* BEGIN ENTRIES SHOWN *
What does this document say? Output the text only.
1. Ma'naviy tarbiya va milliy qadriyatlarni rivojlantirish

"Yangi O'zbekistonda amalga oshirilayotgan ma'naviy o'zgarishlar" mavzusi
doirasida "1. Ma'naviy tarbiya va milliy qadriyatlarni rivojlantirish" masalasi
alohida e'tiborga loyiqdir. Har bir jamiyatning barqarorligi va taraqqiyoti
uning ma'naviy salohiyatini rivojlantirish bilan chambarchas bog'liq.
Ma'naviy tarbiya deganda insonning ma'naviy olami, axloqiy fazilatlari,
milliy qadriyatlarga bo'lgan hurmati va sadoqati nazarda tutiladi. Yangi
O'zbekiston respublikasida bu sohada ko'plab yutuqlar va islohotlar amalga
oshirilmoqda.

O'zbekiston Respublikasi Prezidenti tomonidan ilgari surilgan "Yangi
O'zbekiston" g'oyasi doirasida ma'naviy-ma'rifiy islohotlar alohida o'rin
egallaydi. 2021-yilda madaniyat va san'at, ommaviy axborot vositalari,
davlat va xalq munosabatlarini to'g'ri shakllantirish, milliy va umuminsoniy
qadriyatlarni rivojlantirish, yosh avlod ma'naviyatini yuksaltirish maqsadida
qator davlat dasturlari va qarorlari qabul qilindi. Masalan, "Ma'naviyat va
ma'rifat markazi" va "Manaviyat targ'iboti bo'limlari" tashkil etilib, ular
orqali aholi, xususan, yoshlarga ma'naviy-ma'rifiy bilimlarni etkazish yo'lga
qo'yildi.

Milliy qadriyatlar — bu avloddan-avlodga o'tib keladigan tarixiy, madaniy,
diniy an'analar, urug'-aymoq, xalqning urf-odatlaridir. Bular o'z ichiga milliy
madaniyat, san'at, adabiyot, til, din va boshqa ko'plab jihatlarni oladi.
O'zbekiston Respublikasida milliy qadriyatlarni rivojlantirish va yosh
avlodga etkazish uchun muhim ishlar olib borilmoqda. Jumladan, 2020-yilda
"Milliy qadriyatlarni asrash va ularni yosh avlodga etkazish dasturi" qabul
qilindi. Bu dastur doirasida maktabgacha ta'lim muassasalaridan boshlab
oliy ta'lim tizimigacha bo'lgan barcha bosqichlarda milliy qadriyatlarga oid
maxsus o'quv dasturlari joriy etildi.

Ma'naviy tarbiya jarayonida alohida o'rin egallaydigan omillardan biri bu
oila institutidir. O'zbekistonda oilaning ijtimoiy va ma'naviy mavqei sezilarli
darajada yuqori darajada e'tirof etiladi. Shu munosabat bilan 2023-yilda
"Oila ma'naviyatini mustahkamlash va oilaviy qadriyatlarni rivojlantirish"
* END ENTRIES SHOWN *
#### YOUR OBJECTIVE
Retype the whole listing, matching it exactly.

#### FINAL RESULT
What does this document say? Output the text only.
1. Ma'naviy tarbiya va milliy qadriyatlarni rivojlantirish

"Yangi O'zbekistonda amalga oshirilayotgan ma'naviy o'zgarishlar" mavzusi
doirasida "1. Ma'naviy tarbiya va milliy qadriyatlarni rivojlantirish" masalasi
alohida e'tiborga loyiqdir. Har bir jamiyatning barqarorligi va taraqqiyoti
uning ma'naviy salohiyatini rivojlantirish bilan chambarchas bog'liq.
Ma'naviy tarbiya deganda insonning ma'naviy olami, axloqiy fazilatlari,
milliy qadriyatlarga bo'lgan hurmati va sadoqati nazarda tutiladi. Yangi
O'zbekiston respublikasida bu sohada ko'plab yutuqlar va islohotlar amalga
oshirilmoqda.

O'zbekiston Respublikasi Prezidenti tomonidan ilgari surilgan "Yangi
O'zbekiston" g'oyasi doirasida ma'naviy-ma'rifiy islohotlar alohida o'rin
egallaydi. 2021-yilda madaniyat va san'at, ommaviy axborot vositalari,
davlat va xalq munosabatlarini to'g'ri shakllantirish, milliy va umuminsoniy
qadriyatlarni rivojlantirish, yosh avlod ma'naviyatini yuksaltirish maqsadida
qator davlat dasturlari va qarorlari qabul qilindi. Masalan, "Ma'naviyat va
ma'rifat markazi" va "Manaviyat targ'iboti bo'limlari" tashkil etilib, ular
orqali aholi, xususan, yoshlarga ma'naviy-ma'rifiy bilimlarni etkazish yo'lga
qo'yildi.

Milliy qadriyatlar — bu avloddan-avlodga o'tib keladigan tarixiy, madaniy,
diniy an'analar, urug'-aymoq, xalqning urf-odatlaridir. Bular o'z ichiga milliy
madaniyat, san'at, adabiyot, til, din va boshqa ko'plab jihatlarni oladi.
O'zbekiston Respublikasida milliy qadriyatlarni rivojlantirish va yosh
avlodga etkazish uchun muhim ishlar olib borilmoqda. Jumladan, 2020-yilda
"Milliy qadriyatlarni asrash va ularni yosh avlodga etkazish dasturi" qabul
qilindi. Bu dastur doirasida maktabgacha ta'lim muassasalaridan boshlab
oliy ta'lim tizimigacha bo'lgan barcha bosqichlarda milliy qadriyatlarga oid
maxsus o'quv dasturlari joriy etildi.

Ma'naviy tarbiya jarayonida alohida o'rin egallaydigan omillardan biri bu
oila institutidir. O'zbekistonda oilaning ijtimoiy va ma'naviy mavqei sezilarli
darajada yuqori darajada e'tirof etiladi. Shu munosabat bilan 2023-yilda
"Oila ma'naviyatini mustahkamlash va oilaviy qadriyatlarni rivojlantirish"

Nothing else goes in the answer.